# [Data lines]
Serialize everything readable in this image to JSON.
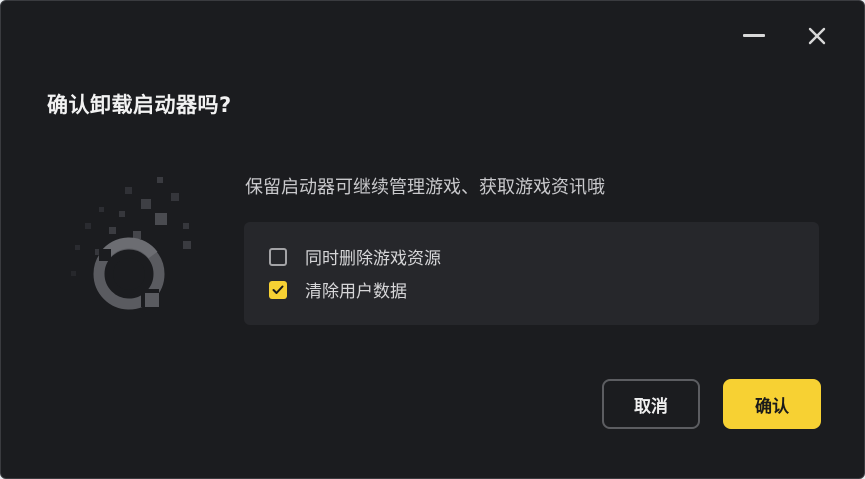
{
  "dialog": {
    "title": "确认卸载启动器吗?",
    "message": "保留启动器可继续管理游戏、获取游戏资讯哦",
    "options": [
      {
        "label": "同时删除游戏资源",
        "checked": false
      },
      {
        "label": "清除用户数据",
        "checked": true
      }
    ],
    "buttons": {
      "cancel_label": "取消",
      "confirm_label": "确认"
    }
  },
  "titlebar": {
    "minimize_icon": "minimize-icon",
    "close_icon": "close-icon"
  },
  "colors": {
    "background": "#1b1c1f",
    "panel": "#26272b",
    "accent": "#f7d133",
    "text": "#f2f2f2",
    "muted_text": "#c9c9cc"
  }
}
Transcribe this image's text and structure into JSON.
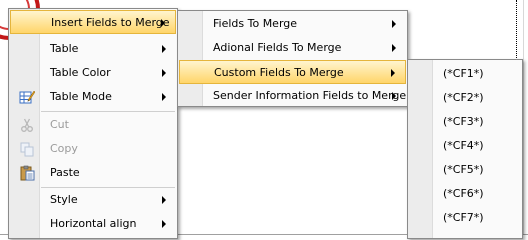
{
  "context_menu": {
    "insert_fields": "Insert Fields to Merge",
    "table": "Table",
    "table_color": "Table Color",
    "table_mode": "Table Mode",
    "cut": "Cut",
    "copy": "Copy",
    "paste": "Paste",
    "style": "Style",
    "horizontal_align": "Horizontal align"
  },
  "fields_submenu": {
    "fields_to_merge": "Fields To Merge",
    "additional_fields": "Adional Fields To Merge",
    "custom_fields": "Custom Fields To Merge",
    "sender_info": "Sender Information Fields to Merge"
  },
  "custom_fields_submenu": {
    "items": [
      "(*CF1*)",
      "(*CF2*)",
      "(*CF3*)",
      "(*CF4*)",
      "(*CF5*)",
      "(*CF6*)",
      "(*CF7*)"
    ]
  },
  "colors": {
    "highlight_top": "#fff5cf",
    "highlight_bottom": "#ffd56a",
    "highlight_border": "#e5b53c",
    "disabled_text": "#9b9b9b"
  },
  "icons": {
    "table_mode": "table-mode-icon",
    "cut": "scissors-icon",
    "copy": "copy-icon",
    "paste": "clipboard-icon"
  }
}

--

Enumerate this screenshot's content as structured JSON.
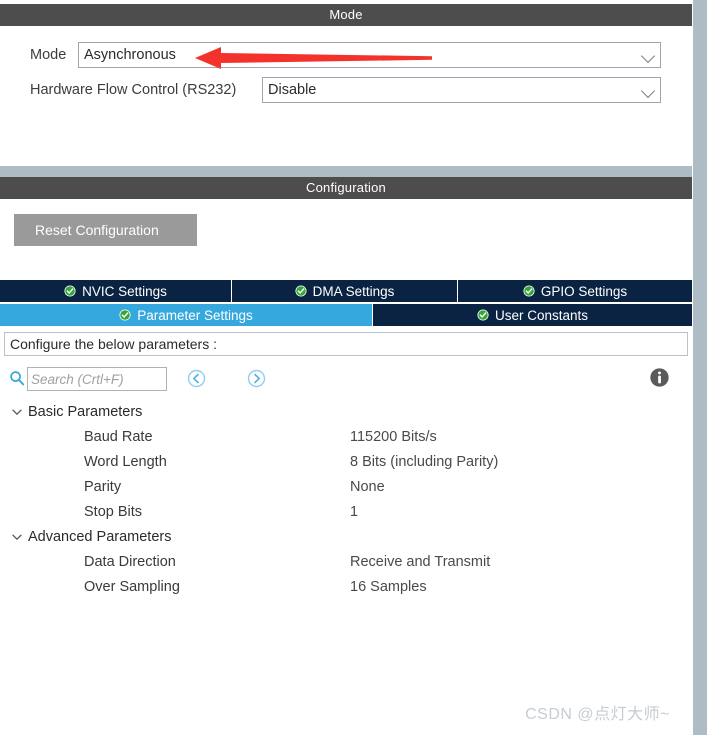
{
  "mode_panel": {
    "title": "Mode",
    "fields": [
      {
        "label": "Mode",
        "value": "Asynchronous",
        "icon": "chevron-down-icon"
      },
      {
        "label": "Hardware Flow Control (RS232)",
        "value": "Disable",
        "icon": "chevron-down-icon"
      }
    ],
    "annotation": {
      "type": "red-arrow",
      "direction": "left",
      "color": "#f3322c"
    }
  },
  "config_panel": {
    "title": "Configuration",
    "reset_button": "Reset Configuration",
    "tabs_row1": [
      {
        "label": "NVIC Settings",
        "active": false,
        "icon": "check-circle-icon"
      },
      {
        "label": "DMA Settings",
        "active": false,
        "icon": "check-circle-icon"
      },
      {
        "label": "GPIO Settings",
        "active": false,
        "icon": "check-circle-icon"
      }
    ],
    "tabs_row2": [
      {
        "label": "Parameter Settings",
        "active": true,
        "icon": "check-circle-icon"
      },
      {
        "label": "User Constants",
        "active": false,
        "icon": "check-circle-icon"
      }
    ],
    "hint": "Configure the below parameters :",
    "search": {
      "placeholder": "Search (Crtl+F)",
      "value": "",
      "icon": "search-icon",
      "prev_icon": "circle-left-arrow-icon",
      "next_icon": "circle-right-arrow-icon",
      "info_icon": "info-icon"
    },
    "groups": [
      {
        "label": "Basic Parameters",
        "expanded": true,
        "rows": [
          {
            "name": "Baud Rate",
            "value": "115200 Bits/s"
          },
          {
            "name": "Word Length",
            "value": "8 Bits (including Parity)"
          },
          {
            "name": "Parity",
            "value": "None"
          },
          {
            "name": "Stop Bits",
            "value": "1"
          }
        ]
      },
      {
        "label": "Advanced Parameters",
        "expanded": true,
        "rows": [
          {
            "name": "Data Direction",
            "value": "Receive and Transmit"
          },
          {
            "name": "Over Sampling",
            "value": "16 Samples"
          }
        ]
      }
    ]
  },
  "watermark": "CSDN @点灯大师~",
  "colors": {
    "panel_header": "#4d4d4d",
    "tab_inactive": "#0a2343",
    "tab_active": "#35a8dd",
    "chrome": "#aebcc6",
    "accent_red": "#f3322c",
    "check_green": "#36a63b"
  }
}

* * *

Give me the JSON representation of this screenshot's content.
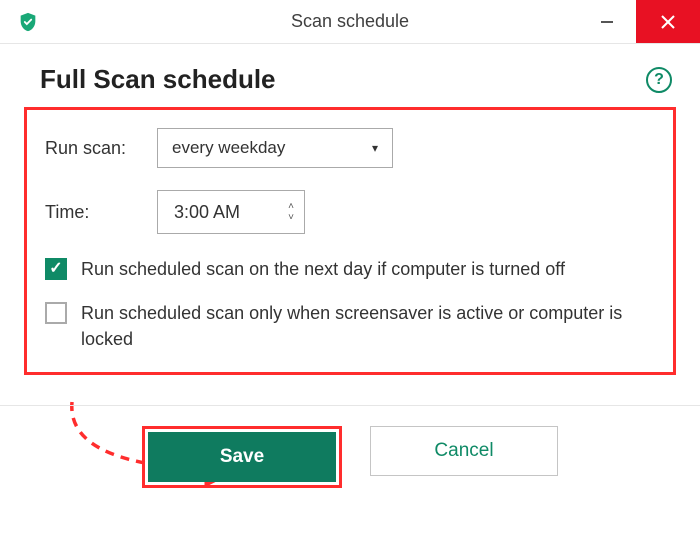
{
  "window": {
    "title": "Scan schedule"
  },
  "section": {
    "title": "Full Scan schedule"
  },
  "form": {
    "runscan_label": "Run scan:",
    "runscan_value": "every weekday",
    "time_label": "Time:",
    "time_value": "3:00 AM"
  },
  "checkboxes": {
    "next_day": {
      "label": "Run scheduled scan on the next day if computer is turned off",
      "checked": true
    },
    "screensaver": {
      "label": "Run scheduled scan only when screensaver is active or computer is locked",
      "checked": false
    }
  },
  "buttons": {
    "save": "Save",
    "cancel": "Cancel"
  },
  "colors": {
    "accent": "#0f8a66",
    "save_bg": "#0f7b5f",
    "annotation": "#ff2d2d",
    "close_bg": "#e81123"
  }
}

# [Short problem]
Each line that holds the word "Merge" should be extracted from the records.

# [Written answer]
    "insert_fields": "Insert Fields to Merge",
    "fields_to_merge": "Fields To Merge",
    "additional_fields": "Adional Fields To Merge",
    "custom_fields": "Custom Fields To Merge",
    "sender_info": "Sender Information Fields to Merge"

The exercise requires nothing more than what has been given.